- What is expected -
Copy every record exactly, and keep the pictures out.

#### Records to process ####

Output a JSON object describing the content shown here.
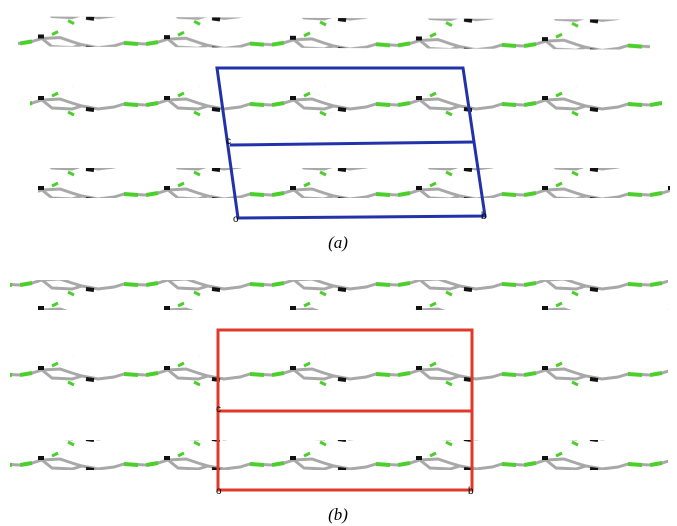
{
  "figure": {
    "panels": [
      {
        "label": "(a)",
        "cell_labels": [
          "c",
          "o",
          "b"
        ]
      },
      {
        "label": "(b)",
        "cell_labels": [
          "c",
          "o",
          "b"
        ]
      }
    ]
  }
}
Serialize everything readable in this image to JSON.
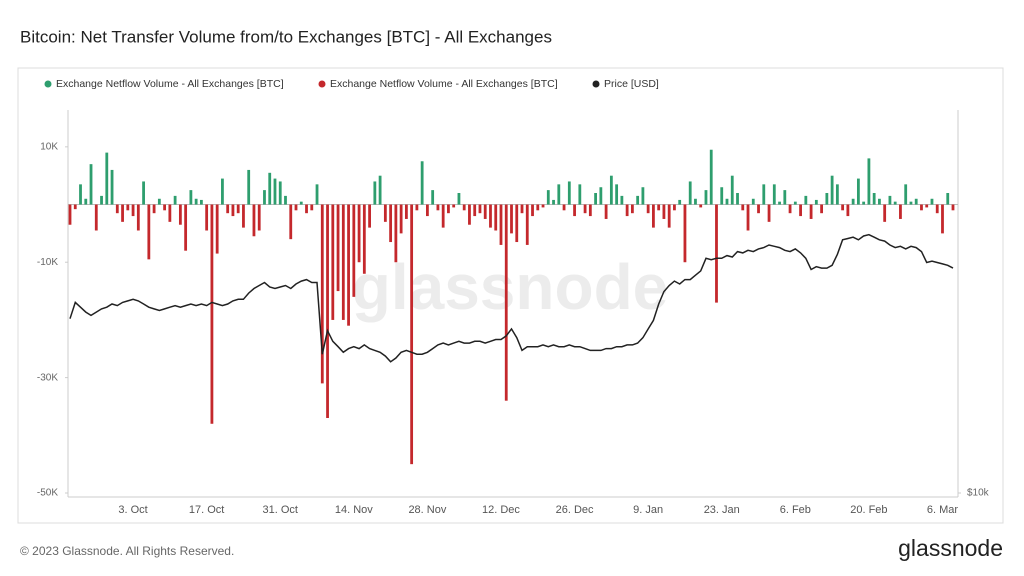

####

- Answer -
Output a JSON object describing the content shown here.
{
  "figure": {
    "panels": [
      {
        "label": "(a)",
        "cell_labels": [
          "c",
          "o",
          "b"
        ]
      },
      {
        "label": "(b)",
        "cell_labels": [
          "c",
          "o",
          "b"
        ]
      }
    ]
  }
}
Serialize everything readable in this image to JSON.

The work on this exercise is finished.